** start Items **

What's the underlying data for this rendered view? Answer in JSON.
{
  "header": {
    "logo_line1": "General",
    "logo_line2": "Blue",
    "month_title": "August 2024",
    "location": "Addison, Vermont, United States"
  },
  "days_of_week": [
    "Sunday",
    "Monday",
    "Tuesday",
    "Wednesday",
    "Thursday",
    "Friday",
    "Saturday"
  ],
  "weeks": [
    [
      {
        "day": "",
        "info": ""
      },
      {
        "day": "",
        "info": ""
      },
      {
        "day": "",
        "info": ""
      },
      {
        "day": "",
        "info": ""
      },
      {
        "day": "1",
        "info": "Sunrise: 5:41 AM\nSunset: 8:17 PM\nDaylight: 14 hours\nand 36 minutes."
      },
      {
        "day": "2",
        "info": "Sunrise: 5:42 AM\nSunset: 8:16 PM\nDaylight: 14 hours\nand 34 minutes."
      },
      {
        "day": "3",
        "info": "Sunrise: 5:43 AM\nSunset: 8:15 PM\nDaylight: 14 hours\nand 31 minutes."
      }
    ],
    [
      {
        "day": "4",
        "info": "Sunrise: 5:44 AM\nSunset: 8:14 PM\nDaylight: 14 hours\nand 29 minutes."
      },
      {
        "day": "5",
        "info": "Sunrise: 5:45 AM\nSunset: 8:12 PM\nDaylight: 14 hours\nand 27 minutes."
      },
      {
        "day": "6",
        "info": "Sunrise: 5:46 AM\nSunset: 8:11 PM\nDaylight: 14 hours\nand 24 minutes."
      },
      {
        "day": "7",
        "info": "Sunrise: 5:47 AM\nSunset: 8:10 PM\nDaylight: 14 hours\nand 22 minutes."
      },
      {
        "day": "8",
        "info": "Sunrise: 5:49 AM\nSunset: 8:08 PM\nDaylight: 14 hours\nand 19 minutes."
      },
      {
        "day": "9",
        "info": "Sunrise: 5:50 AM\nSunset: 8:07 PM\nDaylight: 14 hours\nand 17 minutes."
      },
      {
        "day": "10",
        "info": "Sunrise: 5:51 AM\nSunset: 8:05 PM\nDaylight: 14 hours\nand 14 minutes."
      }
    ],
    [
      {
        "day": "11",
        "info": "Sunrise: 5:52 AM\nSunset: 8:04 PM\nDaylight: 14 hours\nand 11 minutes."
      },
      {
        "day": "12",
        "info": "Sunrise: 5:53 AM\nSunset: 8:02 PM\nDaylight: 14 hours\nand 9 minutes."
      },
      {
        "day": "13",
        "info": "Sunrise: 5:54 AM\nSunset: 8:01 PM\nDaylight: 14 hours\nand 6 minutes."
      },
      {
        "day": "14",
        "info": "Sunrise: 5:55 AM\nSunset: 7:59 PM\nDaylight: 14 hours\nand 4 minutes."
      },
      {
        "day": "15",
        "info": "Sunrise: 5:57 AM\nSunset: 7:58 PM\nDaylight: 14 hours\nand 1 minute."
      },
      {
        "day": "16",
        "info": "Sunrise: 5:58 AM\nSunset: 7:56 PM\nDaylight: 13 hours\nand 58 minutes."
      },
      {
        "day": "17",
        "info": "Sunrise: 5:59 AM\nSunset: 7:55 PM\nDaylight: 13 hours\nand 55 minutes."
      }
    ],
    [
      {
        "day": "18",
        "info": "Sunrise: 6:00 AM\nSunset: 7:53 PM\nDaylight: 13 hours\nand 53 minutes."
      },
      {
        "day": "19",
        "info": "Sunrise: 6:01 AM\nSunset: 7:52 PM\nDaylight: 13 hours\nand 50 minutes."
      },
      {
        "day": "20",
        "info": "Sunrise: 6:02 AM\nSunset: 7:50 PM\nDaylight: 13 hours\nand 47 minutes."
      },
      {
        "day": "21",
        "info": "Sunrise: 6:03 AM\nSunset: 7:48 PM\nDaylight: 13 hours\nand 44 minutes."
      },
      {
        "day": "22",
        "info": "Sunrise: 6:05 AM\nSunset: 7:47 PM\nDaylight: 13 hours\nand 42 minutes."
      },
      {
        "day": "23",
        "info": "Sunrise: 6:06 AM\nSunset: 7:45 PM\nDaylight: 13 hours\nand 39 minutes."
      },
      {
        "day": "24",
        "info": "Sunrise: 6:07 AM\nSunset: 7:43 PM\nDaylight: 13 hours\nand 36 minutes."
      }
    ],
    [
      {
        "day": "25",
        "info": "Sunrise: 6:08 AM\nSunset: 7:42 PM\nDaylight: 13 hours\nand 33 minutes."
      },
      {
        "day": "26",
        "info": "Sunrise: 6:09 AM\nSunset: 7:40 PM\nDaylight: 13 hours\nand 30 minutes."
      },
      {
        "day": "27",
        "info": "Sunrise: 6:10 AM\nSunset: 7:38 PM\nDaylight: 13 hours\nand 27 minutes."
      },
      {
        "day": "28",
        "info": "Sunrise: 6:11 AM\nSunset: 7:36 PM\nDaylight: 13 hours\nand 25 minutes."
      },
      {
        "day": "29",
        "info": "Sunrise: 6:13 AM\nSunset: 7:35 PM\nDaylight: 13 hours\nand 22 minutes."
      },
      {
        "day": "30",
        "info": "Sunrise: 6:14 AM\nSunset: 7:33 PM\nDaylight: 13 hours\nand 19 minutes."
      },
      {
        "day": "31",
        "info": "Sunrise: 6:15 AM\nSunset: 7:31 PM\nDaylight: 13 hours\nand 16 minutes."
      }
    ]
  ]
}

** end Items **

Job
The entries above must be returned exactly.

Response to the exercise
What's the underlying data for this rendered view? Answer in JSON.
{
  "header": {
    "logo_line1": "General",
    "logo_line2": "Blue",
    "month_title": "August 2024",
    "location": "Addison, Vermont, United States"
  },
  "days_of_week": [
    "Sunday",
    "Monday",
    "Tuesday",
    "Wednesday",
    "Thursday",
    "Friday",
    "Saturday"
  ],
  "weeks": [
    [
      {
        "day": "",
        "info": ""
      },
      {
        "day": "",
        "info": ""
      },
      {
        "day": "",
        "info": ""
      },
      {
        "day": "",
        "info": ""
      },
      {
        "day": "1",
        "info": "Sunrise: 5:41 AM\nSunset: 8:17 PM\nDaylight: 14 hours\nand 36 minutes."
      },
      {
        "day": "2",
        "info": "Sunrise: 5:42 AM\nSunset: 8:16 PM\nDaylight: 14 hours\nand 34 minutes."
      },
      {
        "day": "3",
        "info": "Sunrise: 5:43 AM\nSunset: 8:15 PM\nDaylight: 14 hours\nand 31 minutes."
      }
    ],
    [
      {
        "day": "4",
        "info": "Sunrise: 5:44 AM\nSunset: 8:14 PM\nDaylight: 14 hours\nand 29 minutes."
      },
      {
        "day": "5",
        "info": "Sunrise: 5:45 AM\nSunset: 8:12 PM\nDaylight: 14 hours\nand 27 minutes."
      },
      {
        "day": "6",
        "info": "Sunrise: 5:46 AM\nSunset: 8:11 PM\nDaylight: 14 hours\nand 24 minutes."
      },
      {
        "day": "7",
        "info": "Sunrise: 5:47 AM\nSunset: 8:10 PM\nDaylight: 14 hours\nand 22 minutes."
      },
      {
        "day": "8",
        "info": "Sunrise: 5:49 AM\nSunset: 8:08 PM\nDaylight: 14 hours\nand 19 minutes."
      },
      {
        "day": "9",
        "info": "Sunrise: 5:50 AM\nSunset: 8:07 PM\nDaylight: 14 hours\nand 17 minutes."
      },
      {
        "day": "10",
        "info": "Sunrise: 5:51 AM\nSunset: 8:05 PM\nDaylight: 14 hours\nand 14 minutes."
      }
    ],
    [
      {
        "day": "11",
        "info": "Sunrise: 5:52 AM\nSunset: 8:04 PM\nDaylight: 14 hours\nand 11 minutes."
      },
      {
        "day": "12",
        "info": "Sunrise: 5:53 AM\nSunset: 8:02 PM\nDaylight: 14 hours\nand 9 minutes."
      },
      {
        "day": "13",
        "info": "Sunrise: 5:54 AM\nSunset: 8:01 PM\nDaylight: 14 hours\nand 6 minutes."
      },
      {
        "day": "14",
        "info": "Sunrise: 5:55 AM\nSunset: 7:59 PM\nDaylight: 14 hours\nand 4 minutes."
      },
      {
        "day": "15",
        "info": "Sunrise: 5:57 AM\nSunset: 7:58 PM\nDaylight: 14 hours\nand 1 minute."
      },
      {
        "day": "16",
        "info": "Sunrise: 5:58 AM\nSunset: 7:56 PM\nDaylight: 13 hours\nand 58 minutes."
      },
      {
        "day": "17",
        "info": "Sunrise: 5:59 AM\nSunset: 7:55 PM\nDaylight: 13 hours\nand 55 minutes."
      }
    ],
    [
      {
        "day": "18",
        "info": "Sunrise: 6:00 AM\nSunset: 7:53 PM\nDaylight: 13 hours\nand 53 minutes."
      },
      {
        "day": "19",
        "info": "Sunrise: 6:01 AM\nSunset: 7:52 PM\nDaylight: 13 hours\nand 50 minutes."
      },
      {
        "day": "20",
        "info": "Sunrise: 6:02 AM\nSunset: 7:50 PM\nDaylight: 13 hours\nand 47 minutes."
      },
      {
        "day": "21",
        "info": "Sunrise: 6:03 AM\nSunset: 7:48 PM\nDaylight: 13 hours\nand 44 minutes."
      },
      {
        "day": "22",
        "info": "Sunrise: 6:05 AM\nSunset: 7:47 PM\nDaylight: 13 hours\nand 42 minutes."
      },
      {
        "day": "23",
        "info": "Sunrise: 6:06 AM\nSunset: 7:45 PM\nDaylight: 13 hours\nand 39 minutes."
      },
      {
        "day": "24",
        "info": "Sunrise: 6:07 AM\nSunset: 7:43 PM\nDaylight: 13 hours\nand 36 minutes."
      }
    ],
    [
      {
        "day": "25",
        "info": "Sunrise: 6:08 AM\nSunset: 7:42 PM\nDaylight: 13 hours\nand 33 minutes."
      },
      {
        "day": "26",
        "info": "Sunrise: 6:09 AM\nSunset: 7:40 PM\nDaylight: 13 hours\nand 30 minutes."
      },
      {
        "day": "27",
        "info": "Sunrise: 6:10 AM\nSunset: 7:38 PM\nDaylight: 13 hours\nand 27 minutes."
      },
      {
        "day": "28",
        "info": "Sunrise: 6:11 AM\nSunset: 7:36 PM\nDaylight: 13 hours\nand 25 minutes."
      },
      {
        "day": "29",
        "info": "Sunrise: 6:13 AM\nSunset: 7:35 PM\nDaylight: 13 hours\nand 22 minutes."
      },
      {
        "day": "30",
        "info": "Sunrise: 6:14 AM\nSunset: 7:33 PM\nDaylight: 13 hours\nand 19 minutes."
      },
      {
        "day": "31",
        "info": "Sunrise: 6:15 AM\nSunset: 7:31 PM\nDaylight: 13 hours\nand 16 minutes."
      }
    ]
  ]
}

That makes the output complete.